# Source document
Château de Boringe
- Location: Country: France Historical region: Faucigny Region: Auvergne-Rhône-Alpes Department: Haute-Savoie French commune: Reignier
- Type: Castle
- Beginning date: 13th century
- Current destination: Ruined

= Château de Boringe =

French fortified structure

The Château de Boringe (Latin: Buringium, Buringho), also known as Pont de Boringes or Pont-sur-Arve, is a fortified structure dating from the early 13th century and modified in the second half of that century. It was abandoned around the 17th century and has remained in ruins. Located in the present-day commune of Reignier-Ésery, it served briefly as the center of a seigneury before becoming a châtellenie during the 13th and 14th centuries.

== Location ==
The ruins of the fortified Château de Boringe are located on the left bank of the Arve, on a rocky outcrop. The site forms part of the hamlet of Boringe in the former parish of Saint-Romain, which was merged with the commune of Reignier in 1833.

The castle oversaw a bridge connecting the hamlet of Boringe on the left bank and the settlement of Boringe(s), in the parish of Nangy, on the right bank. This bridge, frequently used, allowed passage across the Arve along the route between Nangy and La Roche via the châtelet of Crédoz. From Nangy, the route extended toward Bonne and the Chablais. At a regional level, the castle controlled the axis between Geneva, downstream, and Bonneville, upstream. It faced the Château de Pierre, located on a nearby mound or “limestone terrace.”

# Aim 1
Can you give the stretch of entries from the line containing "Extract all elements" through the line containing "Text: O: O [245, 109, 256, 122]" again, swapping "positions" for "coordinates" and leaving everything else unchanged?

# Task input

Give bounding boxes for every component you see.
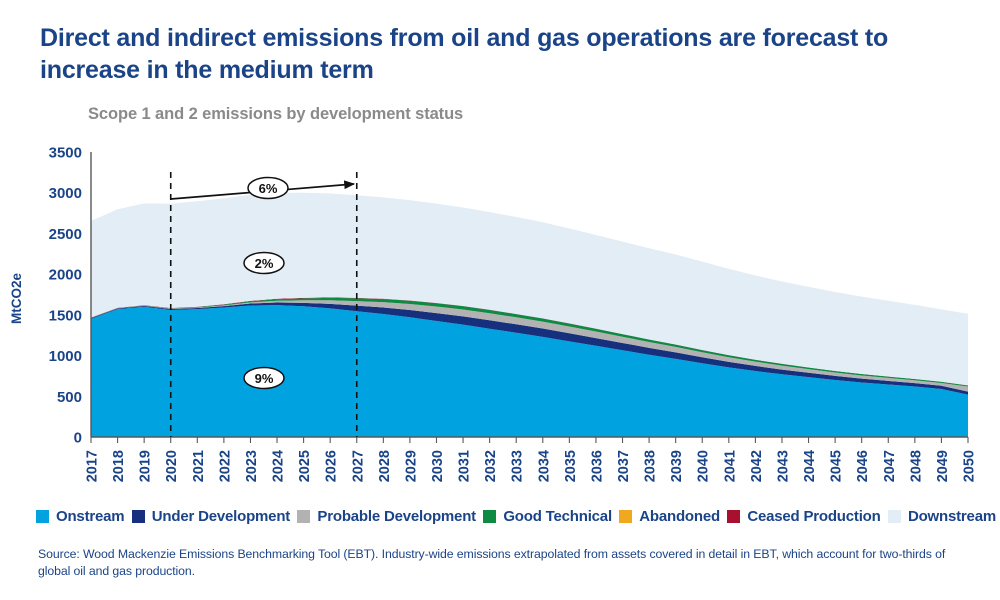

...

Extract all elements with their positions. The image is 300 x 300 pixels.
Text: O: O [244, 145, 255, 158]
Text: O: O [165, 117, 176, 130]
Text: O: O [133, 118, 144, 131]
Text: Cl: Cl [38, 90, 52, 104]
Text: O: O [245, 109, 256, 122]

# Aim 2
In the Château de Boringe text, in what year was the parish of Saint-Romain merged with the commune of Reignier?

# Correct result 1
Extract all elements with their coordinates. The image is 300 x 300 pixels.
Text: O: O [244, 145, 255, 158]
Text: O: O [165, 117, 176, 130]
Text: O: O [133, 118, 144, 131]
Text: Cl: Cl [38, 90, 52, 104]
Text: O: O [245, 109, 256, 122]

# Correct result 2
1833